À faire
(1) Relevez, s'il vous plaît, tous les adjectifs qui qualifient l'« optimum » dans le dernier paragraphe du texte sur l'homo economicus.
(2) Convertissez en liste JSON de chaînes, une par ligne et sans les lignes vides, les lignes des entrées allant de la ligne qui contient "y-tick-label: 1.5000 [2258,550,2398,596]" à la ligne qui contient "chart-subtitle: Investors see", ces deux lignes comprises.

Texte
┄┄┄┄┄┄┄┄┄┄┄┄┄┄┄┄┄┄┄┄

La croyance en la rationnalité de l’acteur est de nos jours largement propagés dans les esprits. Nombres de personnes pensent que la rationalité de l’acteur, laissée libre de toute contrainte étatique, petit à petit fragmente la société et détruit les liens sociaux. D’autres croient que la liberté de l’individu n’est pas antinomique à la logique du don mais critique cependant l’utilitarisme.

L’homo economicus s’oppose t-il à l’homo donnator ?



La rationnalité de l’acteur

Pour les économistes classiques (Smith, Ricardo…) et néo-classiques, l’individu est rationnel. Il est affranchis de toute norme et toute contrainte social. De plus, l’individu est calculateur, il est capable d’optimiser son bien être. Il passe son temps à calculer. Il en ferait résulter un certain équilibre sur le marché entre l’offre et la demande. Ce comportement conduit nécessairement à une optimum social, rationnel et utilitariste. C’est l’homo economicus.

┄┄┄┄┄┄┄┄┄┄┄┄┄┄┄┄┄┄┄┄

Entrées fournies
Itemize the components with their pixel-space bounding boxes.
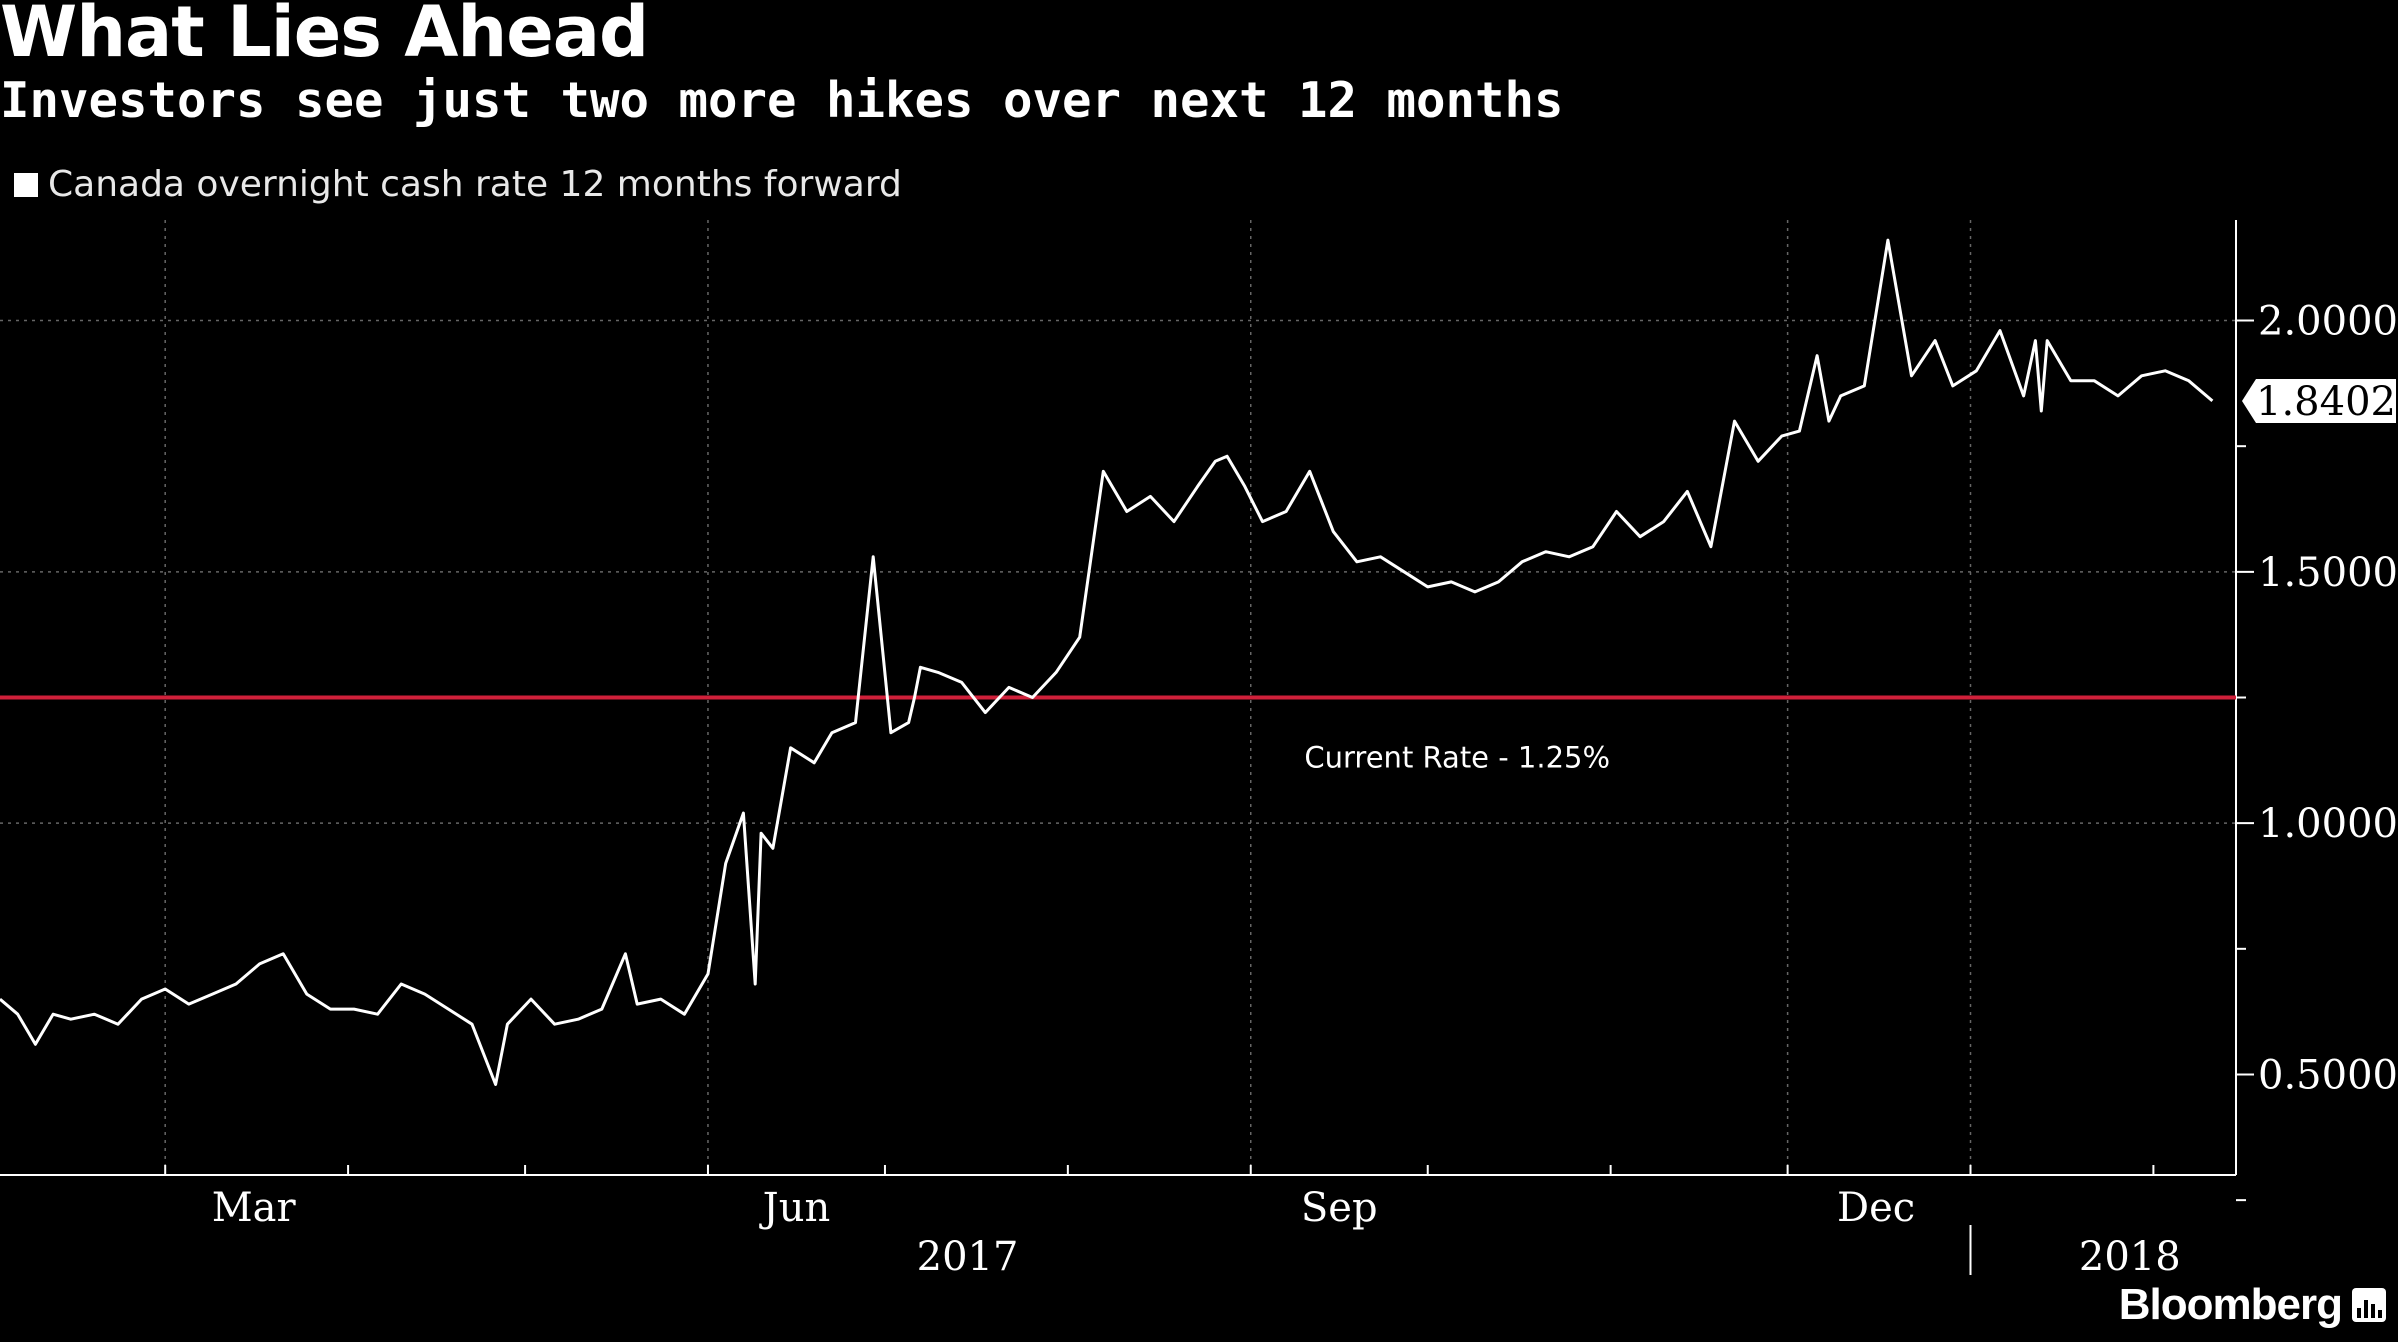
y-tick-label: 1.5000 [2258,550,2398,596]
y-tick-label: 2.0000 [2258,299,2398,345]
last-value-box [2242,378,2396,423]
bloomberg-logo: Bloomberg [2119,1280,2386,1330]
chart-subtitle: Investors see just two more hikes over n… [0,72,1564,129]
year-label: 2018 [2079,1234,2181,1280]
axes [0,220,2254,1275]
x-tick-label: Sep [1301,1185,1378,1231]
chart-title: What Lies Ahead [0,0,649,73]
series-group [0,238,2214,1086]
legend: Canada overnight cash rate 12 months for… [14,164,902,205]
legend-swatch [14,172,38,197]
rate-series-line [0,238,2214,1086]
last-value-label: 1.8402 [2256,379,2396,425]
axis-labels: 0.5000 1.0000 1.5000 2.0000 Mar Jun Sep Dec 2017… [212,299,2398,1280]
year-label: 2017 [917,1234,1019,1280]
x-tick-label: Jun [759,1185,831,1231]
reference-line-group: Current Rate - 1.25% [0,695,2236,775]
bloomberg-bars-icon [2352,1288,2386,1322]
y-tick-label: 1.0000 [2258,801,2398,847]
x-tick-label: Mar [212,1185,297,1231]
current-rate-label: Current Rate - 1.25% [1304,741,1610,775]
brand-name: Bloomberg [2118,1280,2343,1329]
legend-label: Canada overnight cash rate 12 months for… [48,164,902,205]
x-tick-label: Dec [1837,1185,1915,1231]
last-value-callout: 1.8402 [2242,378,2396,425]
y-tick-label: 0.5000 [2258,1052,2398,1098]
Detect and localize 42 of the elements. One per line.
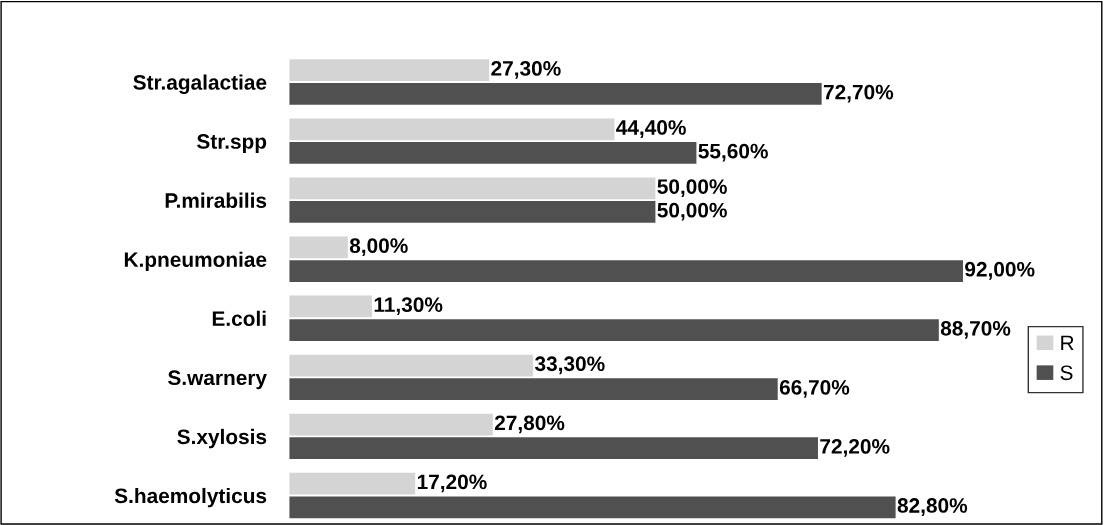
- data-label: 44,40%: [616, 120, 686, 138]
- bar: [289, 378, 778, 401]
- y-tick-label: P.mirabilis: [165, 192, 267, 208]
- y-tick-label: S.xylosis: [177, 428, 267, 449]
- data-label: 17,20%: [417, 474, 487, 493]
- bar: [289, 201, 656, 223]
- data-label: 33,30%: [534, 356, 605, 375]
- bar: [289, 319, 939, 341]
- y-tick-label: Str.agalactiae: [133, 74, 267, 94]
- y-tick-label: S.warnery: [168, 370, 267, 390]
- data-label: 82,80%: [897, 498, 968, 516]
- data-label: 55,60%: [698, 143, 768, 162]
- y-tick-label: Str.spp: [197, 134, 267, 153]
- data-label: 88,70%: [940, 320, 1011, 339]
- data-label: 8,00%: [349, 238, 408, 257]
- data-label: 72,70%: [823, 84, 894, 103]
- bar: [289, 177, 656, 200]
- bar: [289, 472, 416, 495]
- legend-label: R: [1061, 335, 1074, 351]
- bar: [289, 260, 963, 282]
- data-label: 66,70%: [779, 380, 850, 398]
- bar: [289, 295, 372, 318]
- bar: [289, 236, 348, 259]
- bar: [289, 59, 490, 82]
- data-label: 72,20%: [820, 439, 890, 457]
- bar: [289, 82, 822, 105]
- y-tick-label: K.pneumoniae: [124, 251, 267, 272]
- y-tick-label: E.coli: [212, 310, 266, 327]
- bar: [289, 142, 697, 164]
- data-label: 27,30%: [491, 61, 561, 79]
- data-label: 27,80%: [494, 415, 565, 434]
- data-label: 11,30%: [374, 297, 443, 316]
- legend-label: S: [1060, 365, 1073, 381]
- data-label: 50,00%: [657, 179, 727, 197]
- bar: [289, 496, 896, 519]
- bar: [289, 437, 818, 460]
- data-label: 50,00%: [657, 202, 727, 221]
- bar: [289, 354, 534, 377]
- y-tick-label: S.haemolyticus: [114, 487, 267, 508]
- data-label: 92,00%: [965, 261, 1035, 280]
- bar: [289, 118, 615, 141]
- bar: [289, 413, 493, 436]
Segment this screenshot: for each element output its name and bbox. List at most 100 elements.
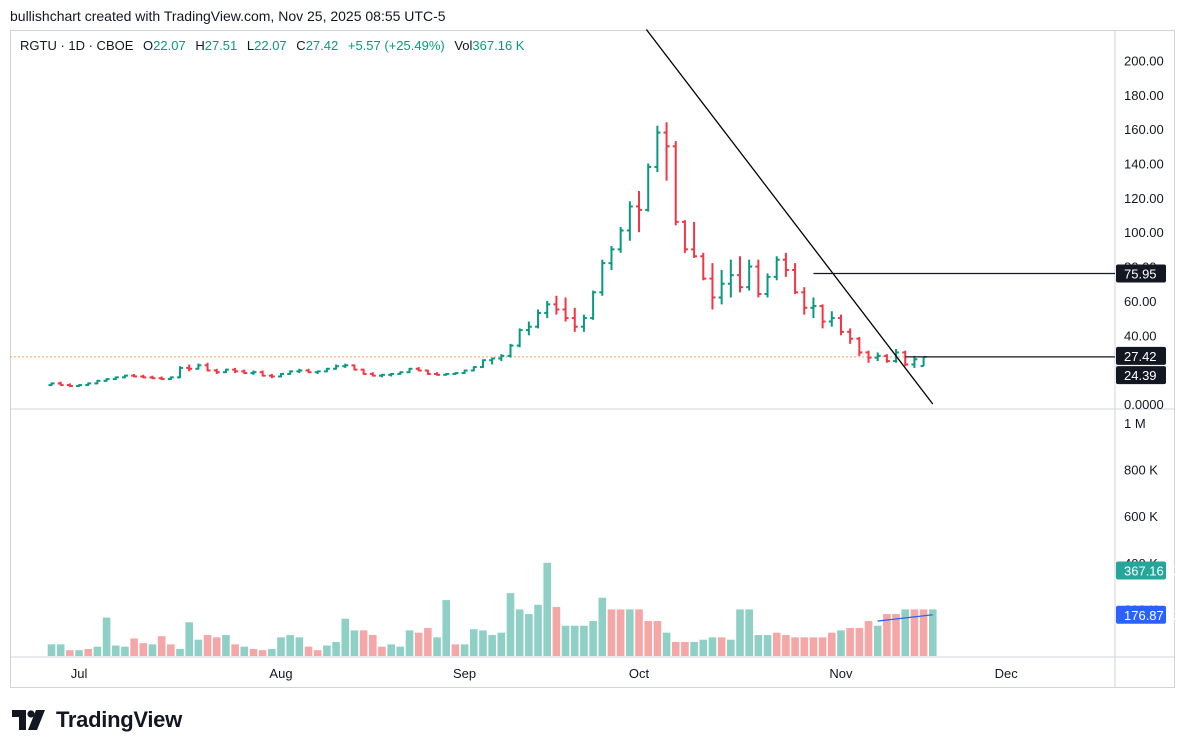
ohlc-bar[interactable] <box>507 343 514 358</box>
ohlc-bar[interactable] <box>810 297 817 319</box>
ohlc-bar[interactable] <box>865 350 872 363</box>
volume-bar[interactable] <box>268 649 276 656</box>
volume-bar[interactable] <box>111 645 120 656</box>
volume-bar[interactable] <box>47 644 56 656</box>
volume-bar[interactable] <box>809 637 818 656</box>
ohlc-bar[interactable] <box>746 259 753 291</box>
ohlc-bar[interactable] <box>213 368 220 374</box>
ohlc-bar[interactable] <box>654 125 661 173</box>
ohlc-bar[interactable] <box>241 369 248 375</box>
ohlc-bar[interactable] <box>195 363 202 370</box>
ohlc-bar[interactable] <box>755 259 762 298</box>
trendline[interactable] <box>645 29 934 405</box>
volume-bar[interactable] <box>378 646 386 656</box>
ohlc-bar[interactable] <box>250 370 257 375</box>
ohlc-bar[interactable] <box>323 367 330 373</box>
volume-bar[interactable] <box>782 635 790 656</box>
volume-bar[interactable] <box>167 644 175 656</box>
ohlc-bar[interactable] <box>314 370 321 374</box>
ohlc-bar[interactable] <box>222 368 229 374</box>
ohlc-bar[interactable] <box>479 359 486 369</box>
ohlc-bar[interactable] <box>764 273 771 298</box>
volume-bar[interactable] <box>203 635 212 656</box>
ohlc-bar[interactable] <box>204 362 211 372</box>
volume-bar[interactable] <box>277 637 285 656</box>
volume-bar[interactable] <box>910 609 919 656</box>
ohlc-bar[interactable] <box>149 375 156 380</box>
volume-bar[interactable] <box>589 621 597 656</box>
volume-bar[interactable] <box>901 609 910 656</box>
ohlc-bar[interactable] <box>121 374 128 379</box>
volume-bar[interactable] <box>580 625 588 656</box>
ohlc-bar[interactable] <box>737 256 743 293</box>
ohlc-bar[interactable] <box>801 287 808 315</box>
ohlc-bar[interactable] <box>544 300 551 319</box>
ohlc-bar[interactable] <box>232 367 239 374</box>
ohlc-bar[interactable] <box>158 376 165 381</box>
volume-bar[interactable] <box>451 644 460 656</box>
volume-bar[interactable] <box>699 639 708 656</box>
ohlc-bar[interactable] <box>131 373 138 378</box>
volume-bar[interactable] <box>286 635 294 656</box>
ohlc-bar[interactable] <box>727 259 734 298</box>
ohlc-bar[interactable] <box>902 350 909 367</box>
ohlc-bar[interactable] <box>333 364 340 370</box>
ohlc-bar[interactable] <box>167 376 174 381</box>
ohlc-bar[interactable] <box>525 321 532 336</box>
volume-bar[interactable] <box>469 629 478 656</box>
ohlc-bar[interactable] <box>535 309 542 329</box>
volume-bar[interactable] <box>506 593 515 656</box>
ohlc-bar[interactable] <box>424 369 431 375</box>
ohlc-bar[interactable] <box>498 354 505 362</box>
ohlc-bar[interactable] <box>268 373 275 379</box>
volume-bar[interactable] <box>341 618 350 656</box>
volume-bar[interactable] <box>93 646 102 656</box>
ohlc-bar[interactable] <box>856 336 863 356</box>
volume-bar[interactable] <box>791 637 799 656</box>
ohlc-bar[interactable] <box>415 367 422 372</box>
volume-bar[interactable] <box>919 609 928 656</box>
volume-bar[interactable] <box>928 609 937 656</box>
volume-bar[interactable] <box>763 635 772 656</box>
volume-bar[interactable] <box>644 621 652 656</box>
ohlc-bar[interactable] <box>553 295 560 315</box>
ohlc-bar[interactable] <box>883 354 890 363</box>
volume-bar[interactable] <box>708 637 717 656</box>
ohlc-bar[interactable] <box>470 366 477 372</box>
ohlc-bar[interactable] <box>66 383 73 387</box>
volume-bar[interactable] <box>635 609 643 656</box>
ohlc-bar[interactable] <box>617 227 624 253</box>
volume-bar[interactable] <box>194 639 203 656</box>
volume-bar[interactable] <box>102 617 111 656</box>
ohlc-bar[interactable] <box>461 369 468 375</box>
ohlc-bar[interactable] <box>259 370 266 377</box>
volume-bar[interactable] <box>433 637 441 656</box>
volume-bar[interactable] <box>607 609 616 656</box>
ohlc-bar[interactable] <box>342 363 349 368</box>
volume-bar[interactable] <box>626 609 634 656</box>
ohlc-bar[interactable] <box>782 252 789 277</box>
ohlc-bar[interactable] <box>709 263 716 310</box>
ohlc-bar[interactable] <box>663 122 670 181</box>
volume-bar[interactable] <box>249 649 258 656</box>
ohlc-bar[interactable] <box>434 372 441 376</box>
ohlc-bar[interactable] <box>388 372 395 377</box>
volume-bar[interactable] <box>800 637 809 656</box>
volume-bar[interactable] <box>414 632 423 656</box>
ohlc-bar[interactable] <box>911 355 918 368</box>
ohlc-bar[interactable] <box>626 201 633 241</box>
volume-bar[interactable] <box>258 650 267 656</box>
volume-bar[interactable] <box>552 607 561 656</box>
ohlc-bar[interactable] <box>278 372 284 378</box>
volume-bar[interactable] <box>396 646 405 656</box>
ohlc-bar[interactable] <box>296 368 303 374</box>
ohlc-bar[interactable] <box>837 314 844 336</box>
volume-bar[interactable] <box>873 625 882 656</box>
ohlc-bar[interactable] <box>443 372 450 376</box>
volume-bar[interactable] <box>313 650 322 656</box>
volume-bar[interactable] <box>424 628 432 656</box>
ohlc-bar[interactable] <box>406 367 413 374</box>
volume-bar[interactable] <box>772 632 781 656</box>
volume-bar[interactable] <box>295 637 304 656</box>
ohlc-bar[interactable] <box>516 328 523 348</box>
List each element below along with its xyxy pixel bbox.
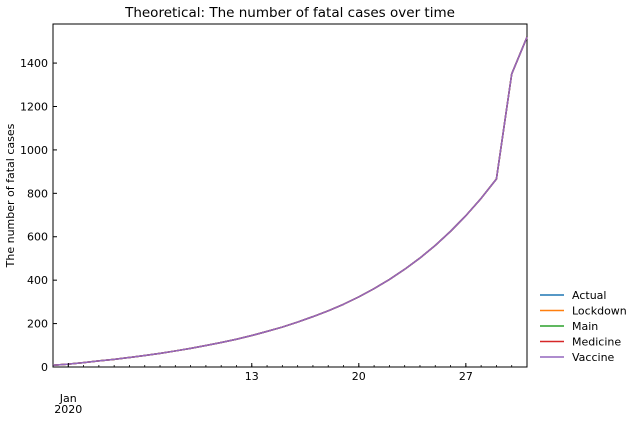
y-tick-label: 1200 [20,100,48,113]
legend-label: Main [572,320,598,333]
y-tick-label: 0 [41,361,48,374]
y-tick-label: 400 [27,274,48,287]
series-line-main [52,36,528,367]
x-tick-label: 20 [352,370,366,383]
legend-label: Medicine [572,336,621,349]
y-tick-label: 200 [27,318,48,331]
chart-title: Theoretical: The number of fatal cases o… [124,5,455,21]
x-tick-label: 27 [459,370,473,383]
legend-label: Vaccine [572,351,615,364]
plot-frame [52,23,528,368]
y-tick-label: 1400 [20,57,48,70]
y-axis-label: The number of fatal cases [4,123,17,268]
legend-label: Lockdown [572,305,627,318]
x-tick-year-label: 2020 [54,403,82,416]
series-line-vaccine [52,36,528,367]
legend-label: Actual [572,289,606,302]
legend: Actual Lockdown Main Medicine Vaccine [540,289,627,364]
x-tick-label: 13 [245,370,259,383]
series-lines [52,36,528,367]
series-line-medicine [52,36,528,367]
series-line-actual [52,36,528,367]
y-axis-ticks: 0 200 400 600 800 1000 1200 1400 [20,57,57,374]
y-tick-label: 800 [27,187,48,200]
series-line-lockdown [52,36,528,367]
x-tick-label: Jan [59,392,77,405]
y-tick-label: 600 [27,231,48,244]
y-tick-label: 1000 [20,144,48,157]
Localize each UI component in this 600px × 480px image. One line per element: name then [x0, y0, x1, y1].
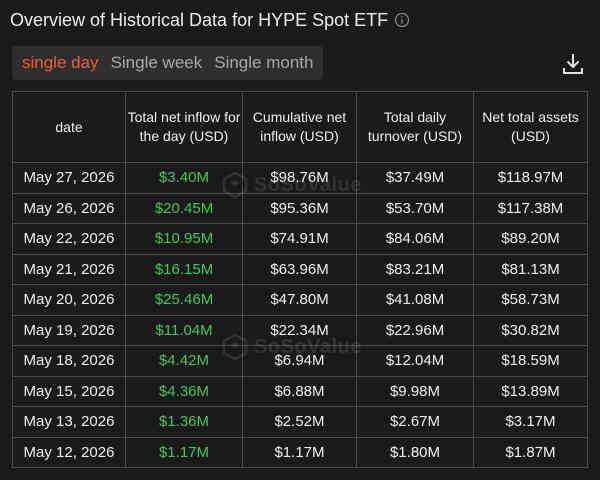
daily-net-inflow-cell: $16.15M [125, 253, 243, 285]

┄┄┄┄┄┄┄┄┄┄┄┄┄┄┄┄┄┄┄┄

Réponses par tâche
(1) social, rationnel, utilitariste

(2)
[
  "y-tick-label: 1.5000 [2258,550,2398,596]",
  "y-tick-label: 2.0000 [2258,299,2398,345]",
  "last-value-box [2242,378,2396,423]",
  "bloomberg-logo: Bloomberg [2119,1280,2386,1330]",
  "chart-subtitle: Investors see just two more hikes over n… [0,72,1564,129]"
]